## Goal of the exercise:
Reproduce each line exactly.

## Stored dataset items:

========================================================================

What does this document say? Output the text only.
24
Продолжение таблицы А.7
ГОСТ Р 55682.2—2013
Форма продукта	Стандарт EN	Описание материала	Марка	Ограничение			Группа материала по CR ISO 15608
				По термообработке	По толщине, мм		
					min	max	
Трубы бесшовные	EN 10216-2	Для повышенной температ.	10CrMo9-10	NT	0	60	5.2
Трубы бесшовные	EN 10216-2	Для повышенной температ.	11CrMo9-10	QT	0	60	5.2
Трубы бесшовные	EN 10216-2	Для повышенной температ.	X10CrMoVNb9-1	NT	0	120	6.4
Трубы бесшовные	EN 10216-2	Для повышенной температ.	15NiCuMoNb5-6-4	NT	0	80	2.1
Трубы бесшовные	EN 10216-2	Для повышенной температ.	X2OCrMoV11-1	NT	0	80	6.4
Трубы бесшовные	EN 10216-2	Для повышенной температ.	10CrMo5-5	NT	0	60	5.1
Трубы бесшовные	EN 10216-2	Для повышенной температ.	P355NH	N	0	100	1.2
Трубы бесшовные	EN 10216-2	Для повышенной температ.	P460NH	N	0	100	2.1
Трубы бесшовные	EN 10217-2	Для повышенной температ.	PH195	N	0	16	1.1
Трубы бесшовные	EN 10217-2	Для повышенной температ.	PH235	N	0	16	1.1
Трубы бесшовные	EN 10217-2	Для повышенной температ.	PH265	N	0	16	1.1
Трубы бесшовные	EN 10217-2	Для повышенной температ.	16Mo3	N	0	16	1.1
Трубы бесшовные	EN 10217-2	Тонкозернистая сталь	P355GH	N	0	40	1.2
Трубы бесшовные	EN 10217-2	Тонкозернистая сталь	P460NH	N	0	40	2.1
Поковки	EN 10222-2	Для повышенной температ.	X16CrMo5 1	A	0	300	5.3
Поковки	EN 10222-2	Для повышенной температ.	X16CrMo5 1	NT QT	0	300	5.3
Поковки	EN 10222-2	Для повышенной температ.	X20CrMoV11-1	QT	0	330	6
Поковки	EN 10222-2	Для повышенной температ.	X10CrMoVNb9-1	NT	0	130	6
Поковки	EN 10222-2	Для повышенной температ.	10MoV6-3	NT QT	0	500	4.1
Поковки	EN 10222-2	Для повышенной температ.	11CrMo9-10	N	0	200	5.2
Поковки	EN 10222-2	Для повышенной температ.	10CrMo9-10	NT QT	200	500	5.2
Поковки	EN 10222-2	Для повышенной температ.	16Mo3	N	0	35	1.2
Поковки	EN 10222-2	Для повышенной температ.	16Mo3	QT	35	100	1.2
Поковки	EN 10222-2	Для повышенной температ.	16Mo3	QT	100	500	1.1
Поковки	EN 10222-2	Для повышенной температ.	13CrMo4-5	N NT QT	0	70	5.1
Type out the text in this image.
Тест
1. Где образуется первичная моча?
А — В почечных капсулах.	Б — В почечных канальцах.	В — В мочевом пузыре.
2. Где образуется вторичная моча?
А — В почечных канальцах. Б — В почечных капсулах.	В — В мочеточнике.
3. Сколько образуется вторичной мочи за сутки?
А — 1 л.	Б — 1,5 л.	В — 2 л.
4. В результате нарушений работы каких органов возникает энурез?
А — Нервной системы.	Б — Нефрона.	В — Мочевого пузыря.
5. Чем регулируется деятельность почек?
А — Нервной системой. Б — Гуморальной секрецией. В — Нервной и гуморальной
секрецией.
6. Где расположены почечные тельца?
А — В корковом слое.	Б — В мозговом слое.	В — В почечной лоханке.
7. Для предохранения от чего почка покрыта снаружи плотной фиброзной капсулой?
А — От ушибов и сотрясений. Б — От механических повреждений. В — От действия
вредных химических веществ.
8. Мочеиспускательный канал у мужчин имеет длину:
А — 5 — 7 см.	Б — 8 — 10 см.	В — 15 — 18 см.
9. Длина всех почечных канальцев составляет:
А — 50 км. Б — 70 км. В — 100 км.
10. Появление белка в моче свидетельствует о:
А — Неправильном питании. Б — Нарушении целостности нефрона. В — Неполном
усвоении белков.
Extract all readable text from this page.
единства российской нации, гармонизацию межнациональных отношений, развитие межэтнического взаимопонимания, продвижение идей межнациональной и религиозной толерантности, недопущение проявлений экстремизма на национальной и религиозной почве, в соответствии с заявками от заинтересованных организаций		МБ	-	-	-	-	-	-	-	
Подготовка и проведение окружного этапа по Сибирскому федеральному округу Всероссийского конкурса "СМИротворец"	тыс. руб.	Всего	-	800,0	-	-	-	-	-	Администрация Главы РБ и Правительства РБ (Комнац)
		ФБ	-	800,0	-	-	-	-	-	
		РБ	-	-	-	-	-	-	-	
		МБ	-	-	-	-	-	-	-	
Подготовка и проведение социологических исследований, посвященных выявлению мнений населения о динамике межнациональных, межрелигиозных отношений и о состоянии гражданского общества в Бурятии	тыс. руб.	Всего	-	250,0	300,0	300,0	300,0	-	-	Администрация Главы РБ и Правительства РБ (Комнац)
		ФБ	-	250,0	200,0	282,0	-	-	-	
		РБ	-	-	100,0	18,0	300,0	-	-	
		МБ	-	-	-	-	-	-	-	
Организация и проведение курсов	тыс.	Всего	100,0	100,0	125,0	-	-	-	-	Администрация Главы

========================================================================

## Finished task:
What does this document say? Output the text only.
24
Продолжение таблицы А.7
ГОСТ Р 55682.2—2013
Форма продукта	Стандарт EN	Описание материала	Марка	Ограничение			Группа материала по CR ISO 15608
				По термообработке	По толщине, мм		
					min	max	
Трубы бесшовные	EN 10216-2	Для повышенной температ.	10CrMo9-10	NT	0	60	5.2
Трубы бесшовные	EN 10216-2	Для повышенной температ.	11CrMo9-10	QT	0	60	5.2
Трубы бесшовные	EN 10216-2	Для повышенной температ.	X10CrMoVNb9-1	NT	0	120	6.4
Трубы бесшовные	EN 10216-2	Для повышенной температ.	15NiCuMoNb5-6-4	NT	0	80	2.1
Трубы бесшовные	EN 10216-2	Для повышенной температ.	X2OCrMoV11-1	NT	0	80	6.4
Трубы бесшовные	EN 10216-2	Для повышенной температ.	10CrMo5-5	NT	0	60	5.1
Трубы бесшовные	EN 10216-2	Для повышенной температ.	P355NH	N	0	100	1.2
Трубы бесшовные	EN 10216-2	Для повышенной температ.	P460NH	N	0	100	2.1
Трубы бесшовные	EN 10217-2	Для повышенной температ.	PH195	N	0	16	1.1
Трубы бесшовные	EN 10217-2	Для повышенной температ.	PH235	N	0	16	1.1
Трубы бесшовные	EN 10217-2	Для повышенной температ.	PH265	N	0	16	1.1
Трубы бесшовные	EN 10217-2	Для повышенной температ.	16Mo3	N	0	16	1.1
Трубы бесшовные	EN 10217-2	Тонкозернистая сталь	P355GH	N	0	40	1.2
Трубы бесшовные	EN 10217-2	Тонкозернистая сталь	P460NH	N	0	40	2.1
Поковки	EN 10222-2	Для повышенной температ.	X16CrMo5 1	A	0	300	5.3
Поковки	EN 10222-2	Для повышенной температ.	X16CrMo5 1	NT QT	0	300	5.3
Поковки	EN 10222-2	Для повышенной температ.	X20CrMoV11-1	QT	0	330	6
Поковки	EN 10222-2	Для повышенной температ.	X10CrMoVNb9-1	NT	0	130	6
Поковки	EN 10222-2	Для повышенной температ.	10MoV6-3	NT QT	0	500	4.1
Поковки	EN 10222-2	Для повышенной температ.	11CrMo9-10	N	0	200	5.2
Поковки	EN 10222-2	Для повышенной температ.	10CrMo9-10	NT QT	200	500	5.2
Поковки	EN 10222-2	Для повышенной температ.	16Mo3	N	0	35	1.2
Поковки	EN 10222-2	Для повышенной температ.	16Mo3	QT	35	100	1.2
Поковки	EN 10222-2	Для повышенной температ.	16Mo3	QT	100	500	1.1
Поковки	EN 10222-2	Для повышенной температ.	13CrMo4-5	N NT QT	0	70	5.1
Type out the text in this image.
Тест
1. Где образуется первичная моча?
А — В почечных капсулах.	Б — В почечных канальцах.	В — В мочевом пузыре.
2. Где образуется вторичная моча?
А — В почечных канальцах. Б — В почечных капсулах.	В — В мочеточнике.
3. Сколько образуется вторичной мочи за сутки?
А — 1 л.	Б — 1,5 л.	В — 2 л.
4. В результате нарушений работы каких органов возникает энурез?
А — Нервной системы.	Б — Нефрона.	В — Мочевого пузыря.
5. Чем регулируется деятельность почек?
А — Нервной системой. Б — Гуморальной секрецией. В — Нервной и гуморальной
секрецией.
6. Где расположены почечные тельца?
А — В корковом слое.	Б — В мозговом слое.	В — В почечной лоханке.
7. Для предохранения от чего почка покрыта снаружи плотной фиброзной капсулой?
А — От ушибов и сотрясений. Б — От механических повреждений. В — От действия
вредных химических веществ.
8. Мочеиспускательный канал у мужчин имеет длину:
А — 5 — 7 см.	Б — 8 — 10 см.	В — 15 — 18 см.
9. Длина всех почечных канальцев составляет:
А — 50 км. Б — 70 км. В — 100 км.
10. Появление белка в моче свидетельствует о:
А — Неправильном питании. Б — Нарушении целостности нефрона. В — Неполном
усвоении белков.
Extract all readable text from this page.
единства российской нации, гармонизацию межнациональных отношений, развитие межэтнического взаимопонимания, продвижение идей межнациональной и религиозной толерантности, недопущение проявлений экстремизма на национальной и религиозной почве, в соответствии с заявками от заинтересованных организаций		МБ	-	-	-	-	-	-	-	
Подготовка и проведение окружного этапа по Сибирскому федеральному округу Всероссийского конкурса "СМИротворец"	тыс. руб.	Всего	-	800,0	-	-	-	-	-	Администрация Главы РБ и Правительства РБ (Комнац)
		ФБ	-	800,0	-	-	-	-	-	
		РБ	-	-	-	-	-	-	-	
		МБ	-	-	-	-	-	-	-	
Подготовка и проведение социологических исследований, посвященных выявлению мнений населения о динамике межнациональных, межрелигиозных отношений и о состоянии гражданского общества в Бурятии	тыс. руб.	Всего	-	250,0	300,0	300,0	300,0	-	-	Администрация Главы РБ и Правительства РБ (Комнац)
		ФБ	-	250,0	200,0	282,0	-	-	-	
		РБ	-	-	100,0	18,0	300,0	-	-	
		МБ	-	-	-	-	-	-	-	
Организация и проведение курсов	тыс.	Всего	100,0	100,0	125,0	-	-	-	-	Администрация Главы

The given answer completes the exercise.